■ SUPPLIED ENTRIES:
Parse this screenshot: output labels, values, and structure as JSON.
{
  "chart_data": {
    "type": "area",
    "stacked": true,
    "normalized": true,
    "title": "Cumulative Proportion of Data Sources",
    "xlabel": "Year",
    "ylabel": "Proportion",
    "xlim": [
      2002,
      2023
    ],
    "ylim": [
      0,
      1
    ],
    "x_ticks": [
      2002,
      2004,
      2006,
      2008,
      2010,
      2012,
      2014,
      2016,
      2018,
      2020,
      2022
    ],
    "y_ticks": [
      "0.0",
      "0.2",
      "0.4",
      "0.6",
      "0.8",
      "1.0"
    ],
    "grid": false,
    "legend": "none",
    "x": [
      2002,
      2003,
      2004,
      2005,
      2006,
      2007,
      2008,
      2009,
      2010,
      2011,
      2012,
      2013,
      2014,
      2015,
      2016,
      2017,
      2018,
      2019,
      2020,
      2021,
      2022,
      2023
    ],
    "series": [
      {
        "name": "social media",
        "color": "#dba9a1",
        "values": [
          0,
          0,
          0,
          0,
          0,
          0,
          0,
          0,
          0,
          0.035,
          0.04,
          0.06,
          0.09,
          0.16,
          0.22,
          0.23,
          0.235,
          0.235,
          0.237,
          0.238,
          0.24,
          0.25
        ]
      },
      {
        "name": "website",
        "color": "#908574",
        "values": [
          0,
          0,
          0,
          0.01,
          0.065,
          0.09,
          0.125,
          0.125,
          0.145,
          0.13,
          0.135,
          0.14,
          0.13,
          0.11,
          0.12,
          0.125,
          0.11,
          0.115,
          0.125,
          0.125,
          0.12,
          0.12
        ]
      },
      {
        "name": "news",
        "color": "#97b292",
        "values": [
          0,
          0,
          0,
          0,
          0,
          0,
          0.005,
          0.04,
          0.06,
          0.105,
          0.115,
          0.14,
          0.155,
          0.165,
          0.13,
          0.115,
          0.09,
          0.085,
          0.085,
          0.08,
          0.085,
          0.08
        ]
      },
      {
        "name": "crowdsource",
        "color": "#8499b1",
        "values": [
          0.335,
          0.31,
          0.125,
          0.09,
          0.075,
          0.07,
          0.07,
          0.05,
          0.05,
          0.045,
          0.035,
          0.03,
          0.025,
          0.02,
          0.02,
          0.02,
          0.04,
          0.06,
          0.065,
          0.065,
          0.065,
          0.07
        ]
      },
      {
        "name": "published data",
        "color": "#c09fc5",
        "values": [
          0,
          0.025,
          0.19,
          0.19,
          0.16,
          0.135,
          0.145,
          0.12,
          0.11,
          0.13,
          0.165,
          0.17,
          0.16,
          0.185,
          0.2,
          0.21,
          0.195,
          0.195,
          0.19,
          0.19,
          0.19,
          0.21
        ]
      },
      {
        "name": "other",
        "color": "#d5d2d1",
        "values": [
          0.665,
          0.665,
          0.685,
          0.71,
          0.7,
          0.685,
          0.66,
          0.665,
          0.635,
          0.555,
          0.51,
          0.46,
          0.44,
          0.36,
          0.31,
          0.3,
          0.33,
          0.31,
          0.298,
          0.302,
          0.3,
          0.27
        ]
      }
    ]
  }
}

■ OBJECTIVE:
Look through the entries above and report each line where the string "color" occurs.

■ COMPLETED EXERCISE:
        "color": "#dba9a1",
        "color": "#908574",
        "color": "#97b292",
        "color": "#8499b1",
        "color": "#c09fc5",
        "color": "#d5d2d1",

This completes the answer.